::: Material to process :::
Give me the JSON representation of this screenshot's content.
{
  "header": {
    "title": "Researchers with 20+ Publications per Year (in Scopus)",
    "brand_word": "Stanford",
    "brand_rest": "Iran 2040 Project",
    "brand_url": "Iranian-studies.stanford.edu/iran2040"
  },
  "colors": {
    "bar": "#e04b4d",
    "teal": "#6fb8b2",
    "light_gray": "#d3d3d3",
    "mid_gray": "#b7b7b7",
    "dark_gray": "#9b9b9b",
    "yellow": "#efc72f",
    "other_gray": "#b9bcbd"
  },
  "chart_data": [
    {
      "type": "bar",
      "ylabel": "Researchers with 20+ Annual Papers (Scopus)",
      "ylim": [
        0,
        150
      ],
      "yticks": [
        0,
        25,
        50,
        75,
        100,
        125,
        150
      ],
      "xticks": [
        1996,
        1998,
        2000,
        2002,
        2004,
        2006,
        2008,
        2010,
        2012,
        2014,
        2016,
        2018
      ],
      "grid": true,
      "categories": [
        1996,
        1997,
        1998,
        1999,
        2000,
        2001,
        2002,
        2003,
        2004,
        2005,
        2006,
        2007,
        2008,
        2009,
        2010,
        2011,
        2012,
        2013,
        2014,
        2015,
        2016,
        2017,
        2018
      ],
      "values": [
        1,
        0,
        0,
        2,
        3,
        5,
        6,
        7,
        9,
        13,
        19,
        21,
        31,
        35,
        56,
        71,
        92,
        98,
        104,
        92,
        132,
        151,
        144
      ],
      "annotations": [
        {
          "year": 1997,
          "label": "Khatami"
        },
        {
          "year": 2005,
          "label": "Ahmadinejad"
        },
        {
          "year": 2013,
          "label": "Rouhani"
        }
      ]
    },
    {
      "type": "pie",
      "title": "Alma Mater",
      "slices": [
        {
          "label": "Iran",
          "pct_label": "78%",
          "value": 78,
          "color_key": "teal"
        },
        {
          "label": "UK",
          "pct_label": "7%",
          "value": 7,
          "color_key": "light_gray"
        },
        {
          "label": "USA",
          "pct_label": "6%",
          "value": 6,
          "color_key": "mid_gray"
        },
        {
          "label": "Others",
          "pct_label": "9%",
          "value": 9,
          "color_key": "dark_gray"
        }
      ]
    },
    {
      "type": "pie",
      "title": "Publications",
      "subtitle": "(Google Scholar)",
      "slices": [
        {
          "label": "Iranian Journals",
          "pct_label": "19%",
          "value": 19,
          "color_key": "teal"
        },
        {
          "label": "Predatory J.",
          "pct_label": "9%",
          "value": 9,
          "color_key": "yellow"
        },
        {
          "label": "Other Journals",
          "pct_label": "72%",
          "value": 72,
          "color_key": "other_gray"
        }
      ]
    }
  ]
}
:::
__Task requirements__: Each entry above needs to be retyped exactly.

__Output below__:
Give me the JSON representation of this screenshot's content.
{
  "header": {
    "title": "Researchers with 20+ Publications per Year (in Scopus)",
    "brand_word": "Stanford",
    "brand_rest": "Iran 2040 Project",
    "brand_url": "Iranian-studies.stanford.edu/iran2040"
  },
  "colors": {
    "bar": "#e04b4d",
    "teal": "#6fb8b2",
    "light_gray": "#d3d3d3",
    "mid_gray": "#b7b7b7",
    "dark_gray": "#9b9b9b",
    "yellow": "#efc72f",
    "other_gray": "#b9bcbd"
  },
  "chart_data": [
    {
      "type": "bar",
      "ylabel": "Researchers with 20+ Annual Papers (Scopus)",
      "ylim": [
        0,
        150
      ],
      "yticks": [
        0,
        25,
        50,
        75,
        100,
        125,
        150
      ],
      "xticks": [
        1996,
        1998,
        2000,
        2002,
        2004,
        2006,
        2008,
        2010,
        2012,
        2014,
        2016,
        2018
      ],
      "grid": true,
      "categories": [
        1996,
        1997,
        1998,
        1999,
        2000,
        2001,
        2002,
        2003,
        2004,
        2005,
        2006,
        2007,
        2008,
        2009,
        2010,
        2011,
        2012,
        2013,
        2014,
        2015,
        2016,
        2017,
        2018
      ],
      "values": [
        1,
        0,
        0,
        2,
        3,
        5,
        6,
        7,
        9,
        13,
        19,
        21,
        31,
        35,
        56,
        71,
        92,
        98,
        104,
        92,
        132,
        151,
        144
      ],
      "annotations": [
        {
          "year": 1997,
          "label": "Khatami"
        },
        {
          "year": 2005,
          "label": "Ahmadinejad"
        },
        {
          "year": 2013,
          "label": "Rouhani"
        }
      ]
    },
    {
      "type": "pie",
      "title": "Alma Mater",
      "slices": [
        {
          "label": "Iran",
          "pct_label": "78%",
          "value": 78,
          "color_key": "teal"
        },
        {
          "label": "UK",
          "pct_label": "7%",
          "value": 7,
          "color_key": "light_gray"
        },
        {
          "label": "USA",
          "pct_label": "6%",
          "value": 6,
          "color_key": "mid_gray"
        },
        {
          "label": "Others",
          "pct_label": "9%",
          "value": 9,
          "color_key": "dark_gray"
        }
      ]
    },
    {
      "type": "pie",
      "title": "Publications",
      "subtitle": "(Google Scholar)",
      "slices": [
        {
          "label": "Iranian Journals",
          "pct_label": "19%",
          "value": 19,
          "color_key": "teal"
        },
        {
          "label": "Predatory J.",
          "pct_label": "9%",
          "value": 9,
          "color_key": "yellow"
        },
        {
          "label": "Other Journals",
          "pct_label": "72%",
          "value": 72,
          "color_key": "other_gray"
        }
      ]
    }
  ]
}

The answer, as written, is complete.